What needs to be done => Locate every line below that contains the word "أخبر" and copy it.

Source records =>
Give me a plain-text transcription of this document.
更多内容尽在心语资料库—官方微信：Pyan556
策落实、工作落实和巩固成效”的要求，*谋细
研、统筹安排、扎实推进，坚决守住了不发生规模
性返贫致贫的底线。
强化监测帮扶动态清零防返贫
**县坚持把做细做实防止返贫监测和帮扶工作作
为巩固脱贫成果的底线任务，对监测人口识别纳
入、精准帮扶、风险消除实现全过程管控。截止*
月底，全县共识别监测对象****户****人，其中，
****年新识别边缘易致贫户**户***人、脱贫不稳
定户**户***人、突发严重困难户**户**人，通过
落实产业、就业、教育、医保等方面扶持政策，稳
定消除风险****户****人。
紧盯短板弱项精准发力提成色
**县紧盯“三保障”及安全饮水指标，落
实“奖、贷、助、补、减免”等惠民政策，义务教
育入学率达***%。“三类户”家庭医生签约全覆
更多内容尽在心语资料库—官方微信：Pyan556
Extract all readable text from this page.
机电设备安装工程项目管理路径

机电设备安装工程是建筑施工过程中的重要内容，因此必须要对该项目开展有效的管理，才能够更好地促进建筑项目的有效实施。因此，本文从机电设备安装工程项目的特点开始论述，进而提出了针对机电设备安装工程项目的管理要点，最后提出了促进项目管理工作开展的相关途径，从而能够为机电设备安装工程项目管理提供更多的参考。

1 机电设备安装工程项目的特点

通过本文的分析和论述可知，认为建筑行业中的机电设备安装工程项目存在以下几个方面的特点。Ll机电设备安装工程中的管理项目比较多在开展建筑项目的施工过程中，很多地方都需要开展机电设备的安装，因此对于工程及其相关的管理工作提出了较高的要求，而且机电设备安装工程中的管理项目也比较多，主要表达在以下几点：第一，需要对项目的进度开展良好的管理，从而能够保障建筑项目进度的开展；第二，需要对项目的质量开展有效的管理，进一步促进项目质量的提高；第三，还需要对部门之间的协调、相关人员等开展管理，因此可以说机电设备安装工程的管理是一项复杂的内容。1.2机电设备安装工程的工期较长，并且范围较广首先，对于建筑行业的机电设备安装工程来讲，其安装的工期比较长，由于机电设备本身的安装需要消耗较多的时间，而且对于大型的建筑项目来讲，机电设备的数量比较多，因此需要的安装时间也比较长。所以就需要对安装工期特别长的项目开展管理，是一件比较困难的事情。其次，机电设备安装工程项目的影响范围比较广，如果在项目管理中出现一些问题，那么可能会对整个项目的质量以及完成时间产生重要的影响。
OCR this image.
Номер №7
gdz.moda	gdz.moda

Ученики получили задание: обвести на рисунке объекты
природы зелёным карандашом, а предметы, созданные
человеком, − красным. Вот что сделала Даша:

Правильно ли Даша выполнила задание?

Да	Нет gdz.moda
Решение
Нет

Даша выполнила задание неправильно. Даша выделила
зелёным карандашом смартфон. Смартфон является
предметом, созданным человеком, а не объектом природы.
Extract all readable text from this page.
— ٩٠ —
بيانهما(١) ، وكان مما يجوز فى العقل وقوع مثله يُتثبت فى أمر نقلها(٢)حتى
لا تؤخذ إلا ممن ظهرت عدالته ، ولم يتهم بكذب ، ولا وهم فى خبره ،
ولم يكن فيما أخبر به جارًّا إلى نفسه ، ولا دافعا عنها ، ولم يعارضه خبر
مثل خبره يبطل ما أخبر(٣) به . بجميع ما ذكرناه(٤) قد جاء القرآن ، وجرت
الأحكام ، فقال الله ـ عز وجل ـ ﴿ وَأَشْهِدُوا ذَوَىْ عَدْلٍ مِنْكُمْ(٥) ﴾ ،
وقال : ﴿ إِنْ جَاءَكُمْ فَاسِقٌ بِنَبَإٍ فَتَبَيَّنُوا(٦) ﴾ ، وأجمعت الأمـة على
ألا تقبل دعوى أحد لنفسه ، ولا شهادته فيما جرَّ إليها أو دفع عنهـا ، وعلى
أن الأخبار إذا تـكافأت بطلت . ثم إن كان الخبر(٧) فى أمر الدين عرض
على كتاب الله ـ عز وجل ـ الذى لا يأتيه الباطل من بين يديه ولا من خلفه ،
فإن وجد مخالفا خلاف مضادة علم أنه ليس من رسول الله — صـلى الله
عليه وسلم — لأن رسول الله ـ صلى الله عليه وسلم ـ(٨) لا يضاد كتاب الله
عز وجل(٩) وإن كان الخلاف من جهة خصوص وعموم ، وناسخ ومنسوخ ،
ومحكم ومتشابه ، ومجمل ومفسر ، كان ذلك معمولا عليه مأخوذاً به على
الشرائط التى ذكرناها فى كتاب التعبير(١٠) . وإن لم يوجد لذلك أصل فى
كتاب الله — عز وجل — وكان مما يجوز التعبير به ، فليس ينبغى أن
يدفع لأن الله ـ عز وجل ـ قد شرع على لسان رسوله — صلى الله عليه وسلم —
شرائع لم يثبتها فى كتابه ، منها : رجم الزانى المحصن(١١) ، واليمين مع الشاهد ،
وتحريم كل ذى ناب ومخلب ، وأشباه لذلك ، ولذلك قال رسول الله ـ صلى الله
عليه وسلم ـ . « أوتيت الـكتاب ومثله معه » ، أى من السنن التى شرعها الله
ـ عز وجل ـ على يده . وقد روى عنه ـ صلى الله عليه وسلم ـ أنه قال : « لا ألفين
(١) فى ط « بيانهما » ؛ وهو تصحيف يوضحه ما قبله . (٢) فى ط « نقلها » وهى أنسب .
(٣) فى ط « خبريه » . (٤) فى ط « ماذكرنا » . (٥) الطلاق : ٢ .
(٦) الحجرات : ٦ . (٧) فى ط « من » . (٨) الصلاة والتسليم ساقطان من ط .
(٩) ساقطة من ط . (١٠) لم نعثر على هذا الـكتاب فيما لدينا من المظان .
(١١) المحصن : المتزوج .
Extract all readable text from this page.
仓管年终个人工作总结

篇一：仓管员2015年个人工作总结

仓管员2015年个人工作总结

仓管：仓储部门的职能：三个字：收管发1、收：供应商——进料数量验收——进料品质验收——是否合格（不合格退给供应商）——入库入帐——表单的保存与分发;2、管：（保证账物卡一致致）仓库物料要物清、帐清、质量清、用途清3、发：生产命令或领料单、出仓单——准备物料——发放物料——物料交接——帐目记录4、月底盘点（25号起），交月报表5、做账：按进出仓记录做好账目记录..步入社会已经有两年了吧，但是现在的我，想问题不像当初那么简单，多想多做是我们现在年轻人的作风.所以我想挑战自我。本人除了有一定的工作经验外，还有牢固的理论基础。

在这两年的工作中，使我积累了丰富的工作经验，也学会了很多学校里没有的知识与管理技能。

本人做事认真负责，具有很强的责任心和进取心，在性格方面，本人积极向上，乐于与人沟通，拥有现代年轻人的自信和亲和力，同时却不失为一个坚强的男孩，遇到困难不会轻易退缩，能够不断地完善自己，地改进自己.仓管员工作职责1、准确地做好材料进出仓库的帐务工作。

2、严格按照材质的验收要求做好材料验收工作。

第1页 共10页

Output =>
ولم يكن فيما أخبر به جارًّا إلى نفسه ، ولا دافعا عنها ، ولم يعارضه خبر
مثل خبره يبطل ما أخبر(٣) به . بجميع ما ذكرناه(٤) قد جاء القرآن ، وجرت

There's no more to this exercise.